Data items
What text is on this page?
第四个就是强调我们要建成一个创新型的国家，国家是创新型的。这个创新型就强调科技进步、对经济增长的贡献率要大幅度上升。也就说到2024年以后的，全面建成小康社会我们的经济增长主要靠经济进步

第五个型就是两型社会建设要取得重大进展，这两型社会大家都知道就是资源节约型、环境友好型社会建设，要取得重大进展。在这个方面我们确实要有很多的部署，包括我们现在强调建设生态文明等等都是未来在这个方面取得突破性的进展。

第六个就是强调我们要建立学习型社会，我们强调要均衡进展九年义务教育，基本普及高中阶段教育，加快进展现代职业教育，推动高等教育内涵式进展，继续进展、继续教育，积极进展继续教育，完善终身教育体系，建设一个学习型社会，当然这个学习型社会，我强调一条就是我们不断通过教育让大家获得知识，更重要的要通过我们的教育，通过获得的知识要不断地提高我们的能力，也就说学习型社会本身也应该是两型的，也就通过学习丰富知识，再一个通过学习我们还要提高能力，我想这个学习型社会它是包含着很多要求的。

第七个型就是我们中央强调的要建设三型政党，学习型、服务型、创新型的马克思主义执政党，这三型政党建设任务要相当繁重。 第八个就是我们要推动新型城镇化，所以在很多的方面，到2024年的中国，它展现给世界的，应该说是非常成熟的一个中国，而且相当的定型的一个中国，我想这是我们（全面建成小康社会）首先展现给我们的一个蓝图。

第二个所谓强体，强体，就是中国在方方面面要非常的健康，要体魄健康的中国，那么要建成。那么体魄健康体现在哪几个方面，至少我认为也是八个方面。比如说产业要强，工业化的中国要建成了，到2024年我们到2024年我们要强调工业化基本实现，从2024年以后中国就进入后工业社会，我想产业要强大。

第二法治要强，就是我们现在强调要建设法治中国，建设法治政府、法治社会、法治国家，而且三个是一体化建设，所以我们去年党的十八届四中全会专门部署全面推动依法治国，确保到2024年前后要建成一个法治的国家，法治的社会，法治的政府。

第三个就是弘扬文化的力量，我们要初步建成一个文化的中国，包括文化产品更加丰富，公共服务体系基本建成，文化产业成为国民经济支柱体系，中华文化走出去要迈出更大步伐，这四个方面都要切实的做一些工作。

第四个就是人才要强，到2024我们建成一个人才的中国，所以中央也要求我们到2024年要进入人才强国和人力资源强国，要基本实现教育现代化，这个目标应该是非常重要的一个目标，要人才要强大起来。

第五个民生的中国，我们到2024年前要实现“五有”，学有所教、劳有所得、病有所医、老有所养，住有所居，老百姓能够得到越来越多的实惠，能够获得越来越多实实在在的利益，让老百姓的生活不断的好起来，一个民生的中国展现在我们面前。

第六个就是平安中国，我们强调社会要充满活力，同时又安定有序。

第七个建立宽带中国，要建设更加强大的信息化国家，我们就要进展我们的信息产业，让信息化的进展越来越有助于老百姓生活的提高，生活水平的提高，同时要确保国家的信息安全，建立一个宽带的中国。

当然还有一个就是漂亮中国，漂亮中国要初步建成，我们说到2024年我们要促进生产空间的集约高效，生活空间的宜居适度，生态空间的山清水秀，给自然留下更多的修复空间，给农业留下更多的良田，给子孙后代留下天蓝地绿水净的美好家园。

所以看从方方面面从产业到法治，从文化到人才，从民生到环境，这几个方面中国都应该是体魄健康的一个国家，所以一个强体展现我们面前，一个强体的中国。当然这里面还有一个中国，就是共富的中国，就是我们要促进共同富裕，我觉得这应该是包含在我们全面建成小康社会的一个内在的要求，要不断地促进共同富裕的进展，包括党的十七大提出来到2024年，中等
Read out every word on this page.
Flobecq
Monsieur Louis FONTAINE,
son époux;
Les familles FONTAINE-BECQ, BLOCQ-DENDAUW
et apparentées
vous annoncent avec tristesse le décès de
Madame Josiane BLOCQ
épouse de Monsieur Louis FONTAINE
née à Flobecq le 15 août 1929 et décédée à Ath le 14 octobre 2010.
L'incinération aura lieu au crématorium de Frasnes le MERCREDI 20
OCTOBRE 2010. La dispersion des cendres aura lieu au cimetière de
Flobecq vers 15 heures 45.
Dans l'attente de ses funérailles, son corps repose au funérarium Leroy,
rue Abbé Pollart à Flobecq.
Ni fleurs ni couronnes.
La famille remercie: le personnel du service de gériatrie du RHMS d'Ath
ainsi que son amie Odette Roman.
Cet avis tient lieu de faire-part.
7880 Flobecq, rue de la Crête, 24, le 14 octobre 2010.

**AIM**
Go through the data above and find the lines with the word "Monsieur". Copy each of those lines.

**REPLY TO THE TASK**
Monsieur Louis FONTAINE,
épouse de Monsieur Louis FONTAINE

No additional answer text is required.